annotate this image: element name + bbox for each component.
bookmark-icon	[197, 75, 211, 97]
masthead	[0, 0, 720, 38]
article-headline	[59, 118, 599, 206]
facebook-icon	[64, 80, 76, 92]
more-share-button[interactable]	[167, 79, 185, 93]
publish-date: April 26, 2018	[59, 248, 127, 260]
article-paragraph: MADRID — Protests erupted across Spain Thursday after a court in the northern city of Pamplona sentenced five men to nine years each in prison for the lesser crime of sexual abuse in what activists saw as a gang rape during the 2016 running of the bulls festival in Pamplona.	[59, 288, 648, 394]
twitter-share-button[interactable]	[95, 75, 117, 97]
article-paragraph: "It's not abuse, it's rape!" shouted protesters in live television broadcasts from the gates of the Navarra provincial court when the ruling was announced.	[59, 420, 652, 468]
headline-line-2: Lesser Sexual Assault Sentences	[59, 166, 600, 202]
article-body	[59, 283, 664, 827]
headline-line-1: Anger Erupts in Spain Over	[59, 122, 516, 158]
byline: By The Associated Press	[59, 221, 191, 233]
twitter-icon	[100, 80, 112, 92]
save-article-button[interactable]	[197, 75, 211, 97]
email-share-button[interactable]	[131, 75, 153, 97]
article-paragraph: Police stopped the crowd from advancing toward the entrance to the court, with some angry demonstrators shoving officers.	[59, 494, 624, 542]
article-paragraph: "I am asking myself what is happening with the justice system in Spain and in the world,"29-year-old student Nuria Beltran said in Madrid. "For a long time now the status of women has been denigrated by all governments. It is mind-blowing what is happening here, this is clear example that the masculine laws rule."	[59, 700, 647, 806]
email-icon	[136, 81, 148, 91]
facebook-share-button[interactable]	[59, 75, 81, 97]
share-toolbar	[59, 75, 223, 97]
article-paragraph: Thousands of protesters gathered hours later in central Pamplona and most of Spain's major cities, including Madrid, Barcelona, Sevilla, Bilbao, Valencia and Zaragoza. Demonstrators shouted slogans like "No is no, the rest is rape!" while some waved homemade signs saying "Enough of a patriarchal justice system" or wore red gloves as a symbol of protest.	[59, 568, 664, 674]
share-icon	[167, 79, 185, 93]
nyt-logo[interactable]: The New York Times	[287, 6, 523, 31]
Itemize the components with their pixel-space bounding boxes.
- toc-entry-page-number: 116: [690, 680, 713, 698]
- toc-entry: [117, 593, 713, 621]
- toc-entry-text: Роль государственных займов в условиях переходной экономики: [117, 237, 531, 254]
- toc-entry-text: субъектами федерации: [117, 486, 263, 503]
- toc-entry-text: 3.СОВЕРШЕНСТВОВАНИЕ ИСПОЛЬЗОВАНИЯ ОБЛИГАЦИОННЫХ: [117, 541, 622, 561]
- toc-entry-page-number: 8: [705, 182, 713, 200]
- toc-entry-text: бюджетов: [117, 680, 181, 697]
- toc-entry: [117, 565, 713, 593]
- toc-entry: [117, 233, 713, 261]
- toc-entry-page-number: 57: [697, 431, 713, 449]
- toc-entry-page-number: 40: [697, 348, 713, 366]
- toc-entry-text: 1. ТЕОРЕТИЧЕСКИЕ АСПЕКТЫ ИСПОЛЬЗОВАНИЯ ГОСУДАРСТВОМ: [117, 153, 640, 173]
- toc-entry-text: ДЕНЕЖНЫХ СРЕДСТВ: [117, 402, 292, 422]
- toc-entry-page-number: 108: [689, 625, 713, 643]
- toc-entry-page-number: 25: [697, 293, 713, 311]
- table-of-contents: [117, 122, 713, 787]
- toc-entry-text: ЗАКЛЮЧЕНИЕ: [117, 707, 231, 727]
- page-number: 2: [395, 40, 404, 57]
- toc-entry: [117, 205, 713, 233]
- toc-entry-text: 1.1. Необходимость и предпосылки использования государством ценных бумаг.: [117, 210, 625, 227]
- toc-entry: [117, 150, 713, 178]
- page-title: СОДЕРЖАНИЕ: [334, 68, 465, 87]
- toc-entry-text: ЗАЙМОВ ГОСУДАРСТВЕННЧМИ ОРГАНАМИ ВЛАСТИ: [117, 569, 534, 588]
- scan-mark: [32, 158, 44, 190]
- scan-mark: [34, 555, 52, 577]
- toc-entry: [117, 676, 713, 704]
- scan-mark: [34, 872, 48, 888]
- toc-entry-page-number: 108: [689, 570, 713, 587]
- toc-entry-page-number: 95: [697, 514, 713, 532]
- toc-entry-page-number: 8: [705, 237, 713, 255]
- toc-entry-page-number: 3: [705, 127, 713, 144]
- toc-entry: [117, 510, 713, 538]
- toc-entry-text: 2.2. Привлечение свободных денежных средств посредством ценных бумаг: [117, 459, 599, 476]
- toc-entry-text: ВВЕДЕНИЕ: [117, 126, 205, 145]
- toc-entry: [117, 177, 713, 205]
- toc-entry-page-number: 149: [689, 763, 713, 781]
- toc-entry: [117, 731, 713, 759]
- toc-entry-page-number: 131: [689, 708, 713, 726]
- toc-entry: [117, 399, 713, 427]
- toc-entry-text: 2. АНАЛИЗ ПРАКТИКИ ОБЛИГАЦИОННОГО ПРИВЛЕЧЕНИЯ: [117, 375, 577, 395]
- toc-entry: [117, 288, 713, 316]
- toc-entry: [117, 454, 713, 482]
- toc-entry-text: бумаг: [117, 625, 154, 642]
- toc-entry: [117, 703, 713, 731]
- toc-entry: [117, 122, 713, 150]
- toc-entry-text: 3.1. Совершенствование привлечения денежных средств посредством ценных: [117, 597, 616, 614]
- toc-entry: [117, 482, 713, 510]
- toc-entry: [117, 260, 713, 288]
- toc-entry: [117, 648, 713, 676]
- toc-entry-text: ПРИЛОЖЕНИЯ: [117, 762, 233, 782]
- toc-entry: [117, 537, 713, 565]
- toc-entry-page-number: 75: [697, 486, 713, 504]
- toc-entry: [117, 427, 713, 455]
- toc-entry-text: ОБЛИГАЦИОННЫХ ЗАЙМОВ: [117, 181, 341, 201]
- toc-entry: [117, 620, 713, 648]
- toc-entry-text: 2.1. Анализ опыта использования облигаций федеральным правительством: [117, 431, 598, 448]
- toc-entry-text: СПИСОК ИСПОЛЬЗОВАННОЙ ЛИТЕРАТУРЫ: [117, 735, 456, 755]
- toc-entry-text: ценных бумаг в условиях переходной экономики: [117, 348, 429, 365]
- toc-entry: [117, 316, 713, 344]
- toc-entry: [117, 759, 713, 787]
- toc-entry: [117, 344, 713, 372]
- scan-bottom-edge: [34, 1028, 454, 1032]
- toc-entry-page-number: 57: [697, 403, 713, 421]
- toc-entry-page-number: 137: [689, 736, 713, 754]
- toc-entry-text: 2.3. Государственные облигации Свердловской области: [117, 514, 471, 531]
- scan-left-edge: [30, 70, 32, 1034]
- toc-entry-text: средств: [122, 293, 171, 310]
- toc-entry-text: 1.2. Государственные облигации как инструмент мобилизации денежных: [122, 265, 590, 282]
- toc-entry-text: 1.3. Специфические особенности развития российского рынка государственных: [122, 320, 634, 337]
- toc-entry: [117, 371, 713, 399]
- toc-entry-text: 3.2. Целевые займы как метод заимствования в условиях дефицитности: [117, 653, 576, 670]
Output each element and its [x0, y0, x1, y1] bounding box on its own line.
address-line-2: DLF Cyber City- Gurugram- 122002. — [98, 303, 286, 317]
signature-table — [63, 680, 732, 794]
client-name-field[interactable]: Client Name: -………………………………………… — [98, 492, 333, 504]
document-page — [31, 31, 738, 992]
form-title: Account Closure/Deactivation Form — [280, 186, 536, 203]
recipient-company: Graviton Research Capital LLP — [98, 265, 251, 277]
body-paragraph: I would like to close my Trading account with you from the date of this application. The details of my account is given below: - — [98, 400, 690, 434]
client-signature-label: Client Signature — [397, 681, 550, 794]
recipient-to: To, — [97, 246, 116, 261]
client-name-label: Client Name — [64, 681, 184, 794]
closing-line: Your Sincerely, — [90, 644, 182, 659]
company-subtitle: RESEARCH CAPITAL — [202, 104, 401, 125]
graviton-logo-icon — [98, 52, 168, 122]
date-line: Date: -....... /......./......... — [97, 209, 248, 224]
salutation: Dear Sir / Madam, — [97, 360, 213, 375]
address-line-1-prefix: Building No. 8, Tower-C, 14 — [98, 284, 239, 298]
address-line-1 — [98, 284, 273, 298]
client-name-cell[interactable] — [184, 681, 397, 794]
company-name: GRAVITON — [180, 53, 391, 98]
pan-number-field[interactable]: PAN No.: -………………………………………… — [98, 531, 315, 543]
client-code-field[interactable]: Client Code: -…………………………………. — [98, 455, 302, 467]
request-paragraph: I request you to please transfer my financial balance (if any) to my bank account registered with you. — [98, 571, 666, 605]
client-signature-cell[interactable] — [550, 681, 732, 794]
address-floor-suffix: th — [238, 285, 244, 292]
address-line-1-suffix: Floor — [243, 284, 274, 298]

* **Required task**
Reproduce the records above word for word, starting at the first line and ending at the line that contains "283, 664, 827]". Include both of those lines.

* **Solution to this exercise**
annotate this image: element name + bbox for each component.
bookmark-icon	[197, 75, 211, 97]
masthead	[0, 0, 720, 38]
article-headline	[59, 118, 599, 206]
facebook-icon	[64, 80, 76, 92]
more-share-button[interactable]	[167, 79, 185, 93]
publish-date: April 26, 2018	[59, 248, 127, 260]
article-paragraph: MADRID — Protests erupted across Spain Thursday after a court in the northern city of Pamplona sentenced five men to nine years each in prison for the lesser crime of sexual abuse in what activists saw as a gang rape during the 2016 running of the bulls festival in Pamplona.	[59, 288, 648, 394]
twitter-share-button[interactable]	[95, 75, 117, 97]
article-paragraph: "It's not abuse, it's rape!" shouted protesters in live television broadcasts from the gates of the Navarra provincial court when the ruling was announced.	[59, 420, 652, 468]
headline-line-2: Lesser Sexual Assault Sentences	[59, 166, 600, 202]
article-body	[59, 283, 664, 827]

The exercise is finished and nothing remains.